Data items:

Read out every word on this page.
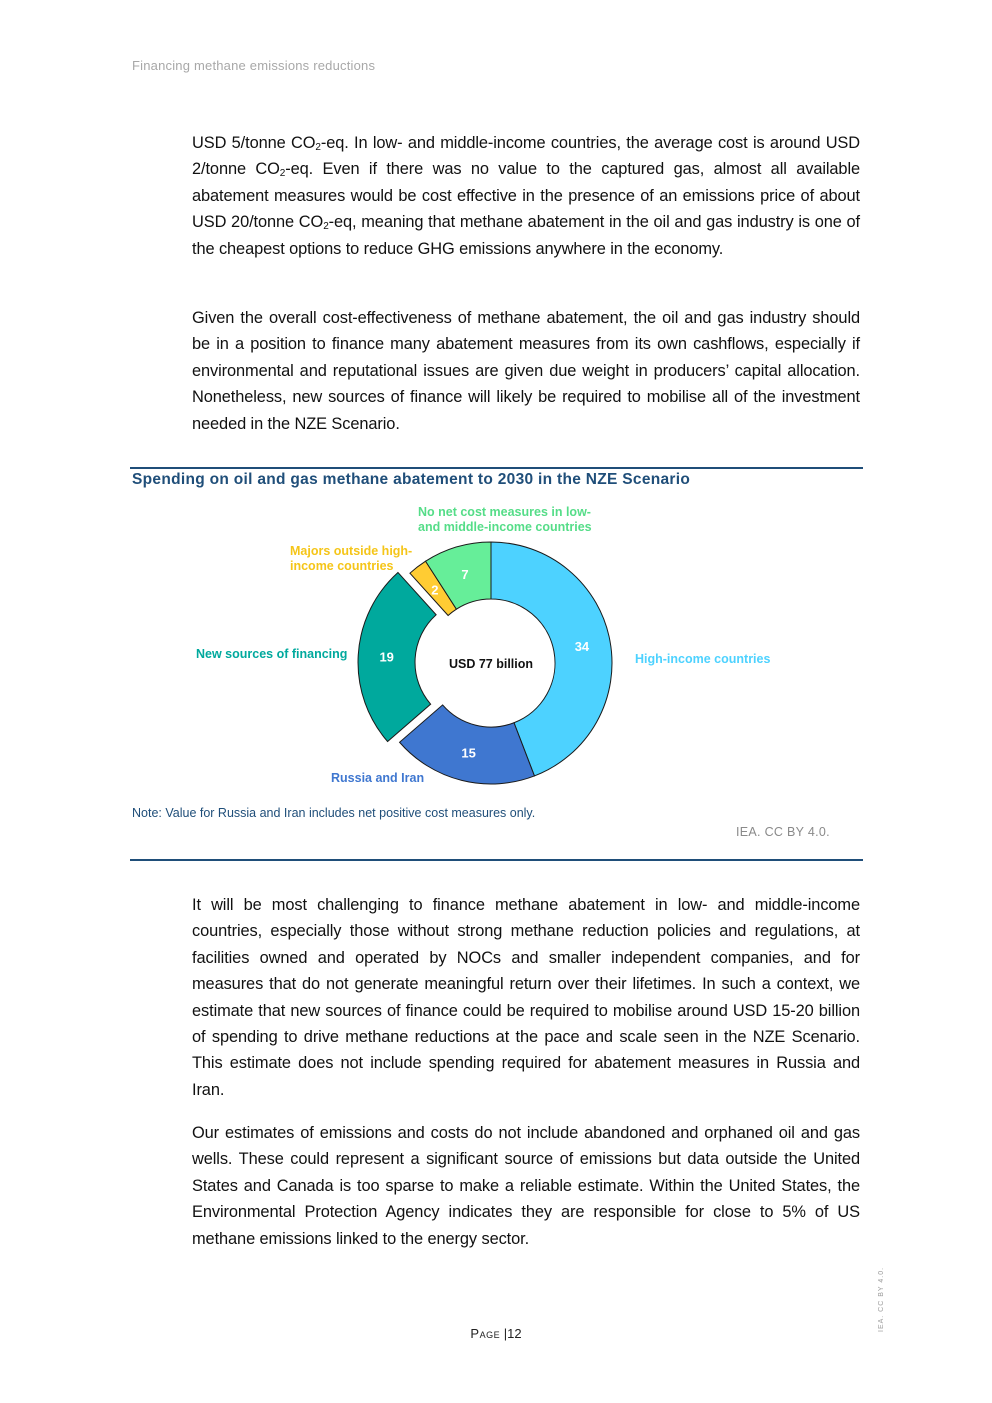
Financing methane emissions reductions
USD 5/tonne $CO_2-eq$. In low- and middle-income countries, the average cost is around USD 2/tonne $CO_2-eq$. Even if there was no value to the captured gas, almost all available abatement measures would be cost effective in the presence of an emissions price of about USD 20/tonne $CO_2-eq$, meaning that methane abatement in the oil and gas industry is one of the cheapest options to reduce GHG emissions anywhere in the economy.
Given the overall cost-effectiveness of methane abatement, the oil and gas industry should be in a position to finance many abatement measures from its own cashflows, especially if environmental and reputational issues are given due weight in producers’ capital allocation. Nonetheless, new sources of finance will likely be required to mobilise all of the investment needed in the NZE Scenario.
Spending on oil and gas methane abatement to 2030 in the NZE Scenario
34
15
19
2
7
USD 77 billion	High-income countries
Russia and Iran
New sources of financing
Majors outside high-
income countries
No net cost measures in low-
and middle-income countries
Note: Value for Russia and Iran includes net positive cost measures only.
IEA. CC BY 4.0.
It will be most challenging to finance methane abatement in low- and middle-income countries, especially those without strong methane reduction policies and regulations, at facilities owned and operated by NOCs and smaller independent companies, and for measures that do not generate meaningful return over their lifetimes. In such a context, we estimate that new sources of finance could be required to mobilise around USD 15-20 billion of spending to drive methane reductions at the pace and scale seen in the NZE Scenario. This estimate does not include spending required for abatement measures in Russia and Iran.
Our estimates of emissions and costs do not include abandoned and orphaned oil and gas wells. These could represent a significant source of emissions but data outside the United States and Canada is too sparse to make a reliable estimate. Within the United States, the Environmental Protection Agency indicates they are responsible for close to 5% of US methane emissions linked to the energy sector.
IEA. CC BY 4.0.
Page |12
* * *
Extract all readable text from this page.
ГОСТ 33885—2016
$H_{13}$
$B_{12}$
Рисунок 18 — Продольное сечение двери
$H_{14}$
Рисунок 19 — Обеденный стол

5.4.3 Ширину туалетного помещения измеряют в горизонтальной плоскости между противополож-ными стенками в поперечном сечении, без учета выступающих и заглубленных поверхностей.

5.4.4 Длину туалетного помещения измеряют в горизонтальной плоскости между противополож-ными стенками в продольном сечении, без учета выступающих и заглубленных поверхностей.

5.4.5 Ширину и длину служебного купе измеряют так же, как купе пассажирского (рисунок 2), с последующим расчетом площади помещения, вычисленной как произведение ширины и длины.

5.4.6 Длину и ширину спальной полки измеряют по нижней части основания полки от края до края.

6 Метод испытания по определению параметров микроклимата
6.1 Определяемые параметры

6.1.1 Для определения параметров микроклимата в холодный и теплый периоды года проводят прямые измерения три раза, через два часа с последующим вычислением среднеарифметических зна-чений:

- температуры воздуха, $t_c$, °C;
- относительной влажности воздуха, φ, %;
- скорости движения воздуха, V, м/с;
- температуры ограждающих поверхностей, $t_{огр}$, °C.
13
---
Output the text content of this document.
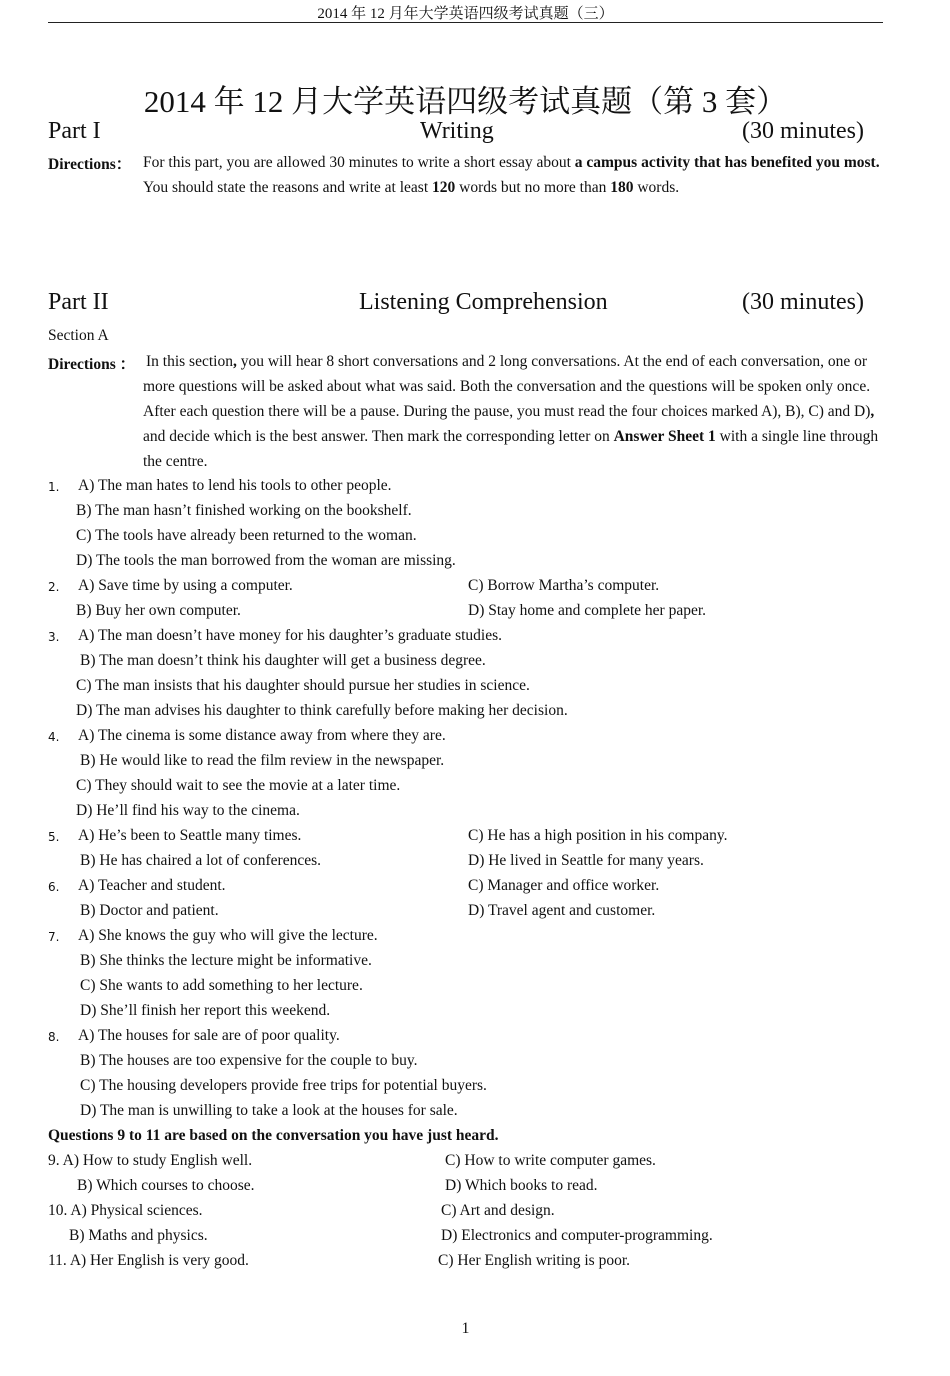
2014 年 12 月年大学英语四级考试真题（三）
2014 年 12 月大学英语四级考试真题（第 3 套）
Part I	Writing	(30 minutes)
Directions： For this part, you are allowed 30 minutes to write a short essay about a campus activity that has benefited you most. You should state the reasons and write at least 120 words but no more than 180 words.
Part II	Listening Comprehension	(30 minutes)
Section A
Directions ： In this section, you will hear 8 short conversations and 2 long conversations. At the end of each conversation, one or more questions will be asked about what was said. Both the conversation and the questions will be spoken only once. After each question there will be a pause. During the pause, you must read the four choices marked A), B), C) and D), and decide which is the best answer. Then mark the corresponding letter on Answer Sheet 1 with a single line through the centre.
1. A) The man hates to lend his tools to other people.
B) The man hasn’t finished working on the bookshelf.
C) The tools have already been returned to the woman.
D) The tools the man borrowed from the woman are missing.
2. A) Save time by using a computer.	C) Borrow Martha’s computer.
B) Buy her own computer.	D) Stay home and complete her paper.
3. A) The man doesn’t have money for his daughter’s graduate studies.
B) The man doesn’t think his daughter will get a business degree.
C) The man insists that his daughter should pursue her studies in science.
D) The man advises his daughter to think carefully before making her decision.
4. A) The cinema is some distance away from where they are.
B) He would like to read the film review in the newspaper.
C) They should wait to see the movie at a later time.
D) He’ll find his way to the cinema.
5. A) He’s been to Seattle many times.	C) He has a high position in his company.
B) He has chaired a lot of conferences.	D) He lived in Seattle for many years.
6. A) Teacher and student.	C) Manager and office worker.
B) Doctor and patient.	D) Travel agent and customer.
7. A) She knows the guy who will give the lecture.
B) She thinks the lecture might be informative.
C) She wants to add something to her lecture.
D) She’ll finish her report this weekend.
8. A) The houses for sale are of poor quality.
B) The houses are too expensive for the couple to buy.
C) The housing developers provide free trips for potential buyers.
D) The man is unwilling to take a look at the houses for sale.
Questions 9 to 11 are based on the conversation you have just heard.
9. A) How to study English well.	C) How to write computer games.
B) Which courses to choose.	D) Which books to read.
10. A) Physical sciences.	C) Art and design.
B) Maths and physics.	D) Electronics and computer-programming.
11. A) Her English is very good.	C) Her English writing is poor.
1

__DIRECTION__: Using the material above, copy every line in which the string "плоскости" occurs.

__EXERCISE OUTPUT__:
5.4.3 Ширину туалетного помещения измеряют в горизонтальной плоскости между противополож-ными стенками в поперечном сечении, без учета выступающих и заглубленных поверхностей.
5.4.4 Длину туалетного помещения измеряют в горизонтальной плоскости между противополож-ными стенками в продольном сечении, без учета выступающих и заглубленных поверхностей.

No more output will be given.